# start of SOURCE RECORDS

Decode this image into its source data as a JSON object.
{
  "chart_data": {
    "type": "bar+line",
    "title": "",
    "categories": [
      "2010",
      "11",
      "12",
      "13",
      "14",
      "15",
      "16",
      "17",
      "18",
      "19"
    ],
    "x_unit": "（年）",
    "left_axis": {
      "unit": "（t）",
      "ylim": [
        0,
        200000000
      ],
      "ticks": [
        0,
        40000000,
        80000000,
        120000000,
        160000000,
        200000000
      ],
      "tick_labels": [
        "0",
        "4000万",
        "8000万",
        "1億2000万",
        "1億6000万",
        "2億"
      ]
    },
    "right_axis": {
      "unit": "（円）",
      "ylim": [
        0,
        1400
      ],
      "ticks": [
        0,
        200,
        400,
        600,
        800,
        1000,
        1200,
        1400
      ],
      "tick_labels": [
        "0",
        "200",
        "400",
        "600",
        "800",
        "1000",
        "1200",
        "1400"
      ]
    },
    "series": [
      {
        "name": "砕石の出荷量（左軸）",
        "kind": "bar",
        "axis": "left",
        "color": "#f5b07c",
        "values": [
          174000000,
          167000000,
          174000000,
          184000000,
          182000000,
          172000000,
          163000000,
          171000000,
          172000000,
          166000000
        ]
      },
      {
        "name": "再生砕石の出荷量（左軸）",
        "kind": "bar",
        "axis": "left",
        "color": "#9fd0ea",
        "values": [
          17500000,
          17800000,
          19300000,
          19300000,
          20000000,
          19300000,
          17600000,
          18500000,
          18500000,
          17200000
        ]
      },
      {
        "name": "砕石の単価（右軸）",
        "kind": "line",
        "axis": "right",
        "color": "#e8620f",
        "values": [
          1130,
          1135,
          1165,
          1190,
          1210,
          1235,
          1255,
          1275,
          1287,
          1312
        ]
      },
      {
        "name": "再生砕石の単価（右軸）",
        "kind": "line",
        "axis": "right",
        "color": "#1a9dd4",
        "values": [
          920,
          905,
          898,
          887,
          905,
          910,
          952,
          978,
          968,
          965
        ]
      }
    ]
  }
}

# end of SOURCE RECORDS

## AIM
Transcribe all lines as written.

## RESPONSE TO THIS EXERCISE
Decode this image into its source data as a JSON object.
{
  "chart_data": {
    "type": "bar+line",
    "title": "",
    "categories": [
      "2010",
      "11",
      "12",
      "13",
      "14",
      "15",
      "16",
      "17",
      "18",
      "19"
    ],
    "x_unit": "（年）",
    "left_axis": {
      "unit": "（t）",
      "ylim": [
        0,
        200000000
      ],
      "ticks": [
        0,
        40000000,
        80000000,
        120000000,
        160000000,
        200000000
      ],
      "tick_labels": [
        "0",
        "4000万",
        "8000万",
        "1億2000万",
        "1億6000万",
        "2億"
      ]
    },
    "right_axis": {
      "unit": "（円）",
      "ylim": [
        0,
        1400
      ],
      "ticks": [
        0,
        200,
        400,
        600,
        800,
        1000,
        1200,
        1400
      ],
      "tick_labels": [
        "0",
        "200",
        "400",
        "600",
        "800",
        "1000",
        "1200",
        "1400"
      ]
    },
    "series": [
      {
        "name": "砕石の出荷量（左軸）",
        "kind": "bar",
        "axis": "left",
        "color": "#f5b07c",
        "values": [
          174000000,
          167000000,
          174000000,
          184000000,
          182000000,
          172000000,
          163000000,
          171000000,
          172000000,
          166000000
        ]
      },
      {
        "name": "再生砕石の出荷量（左軸）",
        "kind": "bar",
        "axis": "left",
        "color": "#9fd0ea",
        "values": [
          17500000,
          17800000,
          19300000,
          19300000,
          20000000,
          19300000,
          17600000,
          18500000,
          18500000,
          17200000
        ]
      },
      {
        "name": "砕石の単価（右軸）",
        "kind": "line",
        "axis": "right",
        "color": "#e8620f",
        "values": [
          1130,
          1135,
          1165,
          1190,
          1210,
          1235,
          1255,
          1275,
          1287,
          1312
        ]
      },
      {
        "name": "再生砕石の単価（右軸）",
        "kind": "line",
        "axis": "right",
        "color": "#1a9dd4",
        "values": [
          920,
          905,
          898,
          887,
          905,
          910,
          952,
          978,
          968,
          965
        ]
      }
    ]
  }
}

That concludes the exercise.